Job> Repeat the material exactly, leaving nothing out.

Recorded data>
** BEGIN **

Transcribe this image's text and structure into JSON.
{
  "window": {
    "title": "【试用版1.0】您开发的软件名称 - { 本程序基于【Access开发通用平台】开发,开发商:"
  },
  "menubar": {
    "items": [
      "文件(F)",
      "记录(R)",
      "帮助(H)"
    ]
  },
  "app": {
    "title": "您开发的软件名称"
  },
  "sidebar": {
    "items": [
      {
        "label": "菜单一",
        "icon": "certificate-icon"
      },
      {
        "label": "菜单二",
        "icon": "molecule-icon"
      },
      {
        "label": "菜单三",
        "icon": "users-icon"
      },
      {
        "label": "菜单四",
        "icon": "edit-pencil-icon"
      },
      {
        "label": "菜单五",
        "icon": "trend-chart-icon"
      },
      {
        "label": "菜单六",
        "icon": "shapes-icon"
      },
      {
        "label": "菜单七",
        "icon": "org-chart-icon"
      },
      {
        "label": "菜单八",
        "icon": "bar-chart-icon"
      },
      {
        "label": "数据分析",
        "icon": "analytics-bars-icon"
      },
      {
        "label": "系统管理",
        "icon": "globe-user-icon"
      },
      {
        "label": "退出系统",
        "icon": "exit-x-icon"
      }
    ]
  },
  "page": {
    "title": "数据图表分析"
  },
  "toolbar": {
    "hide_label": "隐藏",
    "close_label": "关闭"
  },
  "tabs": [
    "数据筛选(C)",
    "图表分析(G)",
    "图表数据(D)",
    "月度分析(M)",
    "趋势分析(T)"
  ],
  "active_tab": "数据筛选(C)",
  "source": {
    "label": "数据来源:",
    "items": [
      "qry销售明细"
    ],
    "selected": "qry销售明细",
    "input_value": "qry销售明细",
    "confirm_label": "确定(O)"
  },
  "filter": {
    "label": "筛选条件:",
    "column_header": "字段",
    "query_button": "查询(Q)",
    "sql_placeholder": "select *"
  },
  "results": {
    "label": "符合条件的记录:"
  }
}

** END **

Written solution>
Transcribe this image's text and structure into JSON.
{
  "window": {
    "title": "【试用版1.0】您开发的软件名称 - { 本程序基于【Access开发通用平台】开发,开发商:"
  },
  "menubar": {
    "items": [
      "文件(F)",
      "记录(R)",
      "帮助(H)"
    ]
  },
  "app": {
    "title": "您开发的软件名称"
  },
  "sidebar": {
    "items": [
      {
        "label": "菜单一",
        "icon": "certificate-icon"
      },
      {
        "label": "菜单二",
        "icon": "molecule-icon"
      },
      {
        "label": "菜单三",
        "icon": "users-icon"
      },
      {
        "label": "菜单四",
        "icon": "edit-pencil-icon"
      },
      {
        "label": "菜单五",
        "icon": "trend-chart-icon"
      },
      {
        "label": "菜单六",
        "icon": "shapes-icon"
      },
      {
        "label": "菜单七",
        "icon": "org-chart-icon"
      },
      {
        "label": "菜单八",
        "icon": "bar-chart-icon"
      },
      {
        "label": "数据分析",
        "icon": "analytics-bars-icon"
      },
      {
        "label": "系统管理",
        "icon": "globe-user-icon"
      },
      {
        "label": "退出系统",
        "icon": "exit-x-icon"
      }
    ]
  },
  "page": {
    "title": "数据图表分析"
  },
  "toolbar": {
    "hide_label": "隐藏",
    "close_label": "关闭"
  },
  "tabs": [
    "数据筛选(C)",
    "图表分析(G)",
    "图表数据(D)",
    "月度分析(M)",
    "趋势分析(T)"
  ],
  "active_tab": "数据筛选(C)",
  "source": {
    "label": "数据来源:",
    "items": [
      "qry销售明细"
    ],
    "selected": "qry销售明细",
    "input_value": "qry销售明细",
    "confirm_label": "确定(O)"
  },
  "filter": {
    "label": "筛选条件:",
    "column_header": "字段",
    "query_button": "查询(Q)",
    "sql_placeholder": "select *"
  },
  "results": {
    "label": "符合条件的记录:"
  }
}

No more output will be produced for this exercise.